-- Aim --
Will you print the material below without altering a single character?

* begin Extracted data *

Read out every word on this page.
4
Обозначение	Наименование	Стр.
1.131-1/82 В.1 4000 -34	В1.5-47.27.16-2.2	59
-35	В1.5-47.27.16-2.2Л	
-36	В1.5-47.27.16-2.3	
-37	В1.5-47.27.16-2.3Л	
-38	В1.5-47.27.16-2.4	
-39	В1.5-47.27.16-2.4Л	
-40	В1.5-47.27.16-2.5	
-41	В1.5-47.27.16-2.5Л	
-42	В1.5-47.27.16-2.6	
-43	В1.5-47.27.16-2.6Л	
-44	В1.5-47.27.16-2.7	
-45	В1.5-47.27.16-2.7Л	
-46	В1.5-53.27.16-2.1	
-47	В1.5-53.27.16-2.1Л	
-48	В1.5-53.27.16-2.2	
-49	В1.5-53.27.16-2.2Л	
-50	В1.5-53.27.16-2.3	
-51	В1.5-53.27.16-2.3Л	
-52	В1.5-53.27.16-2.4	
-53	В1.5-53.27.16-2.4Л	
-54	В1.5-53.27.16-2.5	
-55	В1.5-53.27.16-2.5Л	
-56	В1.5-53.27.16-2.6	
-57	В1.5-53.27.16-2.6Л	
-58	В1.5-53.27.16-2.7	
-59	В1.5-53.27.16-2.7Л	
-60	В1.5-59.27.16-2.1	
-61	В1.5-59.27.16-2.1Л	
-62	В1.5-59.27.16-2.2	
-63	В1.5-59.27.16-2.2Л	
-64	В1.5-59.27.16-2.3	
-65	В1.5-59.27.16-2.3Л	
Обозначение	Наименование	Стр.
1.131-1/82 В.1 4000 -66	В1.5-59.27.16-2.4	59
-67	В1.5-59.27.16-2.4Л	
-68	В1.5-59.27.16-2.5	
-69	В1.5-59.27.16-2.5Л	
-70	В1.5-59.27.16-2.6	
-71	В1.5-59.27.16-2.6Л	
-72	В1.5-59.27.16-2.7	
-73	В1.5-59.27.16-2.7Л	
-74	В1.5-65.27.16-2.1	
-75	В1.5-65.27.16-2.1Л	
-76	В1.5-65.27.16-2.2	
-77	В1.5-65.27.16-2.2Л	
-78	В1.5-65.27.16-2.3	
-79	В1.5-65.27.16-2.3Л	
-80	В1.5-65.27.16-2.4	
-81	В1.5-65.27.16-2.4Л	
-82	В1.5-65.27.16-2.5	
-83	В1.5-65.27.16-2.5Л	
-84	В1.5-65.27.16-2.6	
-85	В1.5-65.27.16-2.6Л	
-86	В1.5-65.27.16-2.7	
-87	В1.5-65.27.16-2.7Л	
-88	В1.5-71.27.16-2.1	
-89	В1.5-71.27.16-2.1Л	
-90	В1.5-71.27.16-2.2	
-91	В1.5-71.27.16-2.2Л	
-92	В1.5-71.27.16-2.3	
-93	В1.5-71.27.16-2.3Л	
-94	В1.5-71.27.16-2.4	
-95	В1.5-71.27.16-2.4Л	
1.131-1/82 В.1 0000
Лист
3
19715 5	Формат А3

* end Extracted data *

-- Exercise result --
Read out every word on this page.
4
Обозначение	Наименование	Стр.
1.131-1/82 В.1 4000 -34	В1.5-47.27.16-2.2	59
-35	В1.5-47.27.16-2.2Л	
-36	В1.5-47.27.16-2.3	
-37	В1.5-47.27.16-2.3Л	
-38	В1.5-47.27.16-2.4	
-39	В1.5-47.27.16-2.4Л	
-40	В1.5-47.27.16-2.5	
-41	В1.5-47.27.16-2.5Л	
-42	В1.5-47.27.16-2.6	
-43	В1.5-47.27.16-2.6Л	
-44	В1.5-47.27.16-2.7	
-45	В1.5-47.27.16-2.7Л	
-46	В1.5-53.27.16-2.1	
-47	В1.5-53.27.16-2.1Л	
-48	В1.5-53.27.16-2.2	
-49	В1.5-53.27.16-2.2Л	
-50	В1.5-53.27.16-2.3	
-51	В1.5-53.27.16-2.3Л	
-52	В1.5-53.27.16-2.4	
-53	В1.5-53.27.16-2.4Л	
-54	В1.5-53.27.16-2.5	
-55	В1.5-53.27.16-2.5Л	
-56	В1.5-53.27.16-2.6	
-57	В1.5-53.27.16-2.6Л	
-58	В1.5-53.27.16-2.7	
-59	В1.5-53.27.16-2.7Л	
-60	В1.5-59.27.16-2.1	
-61	В1.5-59.27.16-2.1Л	
-62	В1.5-59.27.16-2.2	
-63	В1.5-59.27.16-2.2Л	
-64	В1.5-59.27.16-2.3	
-65	В1.5-59.27.16-2.3Л	
Обозначение	Наименование	Стр.
1.131-1/82 В.1 4000 -66	В1.5-59.27.16-2.4	59
-67	В1.5-59.27.16-2.4Л	
-68	В1.5-59.27.16-2.5	
-69	В1.5-59.27.16-2.5Л	
-70	В1.5-59.27.16-2.6	
-71	В1.5-59.27.16-2.6Л	
-72	В1.5-59.27.16-2.7	
-73	В1.5-59.27.16-2.7Л	
-74	В1.5-65.27.16-2.1	
-75	В1.5-65.27.16-2.1Л	
-76	В1.5-65.27.16-2.2	
-77	В1.5-65.27.16-2.2Л	
-78	В1.5-65.27.16-2.3	
-79	В1.5-65.27.16-2.3Л	
-80	В1.5-65.27.16-2.4	
-81	В1.5-65.27.16-2.4Л	
-82	В1.5-65.27.16-2.5	
-83	В1.5-65.27.16-2.5Л	
-84	В1.5-65.27.16-2.6	
-85	В1.5-65.27.16-2.6Л	
-86	В1.5-65.27.16-2.7	
-87	В1.5-65.27.16-2.7Л	
-88	В1.5-71.27.16-2.1	
-89	В1.5-71.27.16-2.1Л	
-90	В1.5-71.27.16-2.2	
-91	В1.5-71.27.16-2.2Л	
-92	В1.5-71.27.16-2.3	
-93	В1.5-71.27.16-2.3Л	
-94	В1.5-71.27.16-2.4	
-95	В1.5-71.27.16-2.4Л	
1.131-1/82 В.1 0000
Лист
3
19715 5	Формат А3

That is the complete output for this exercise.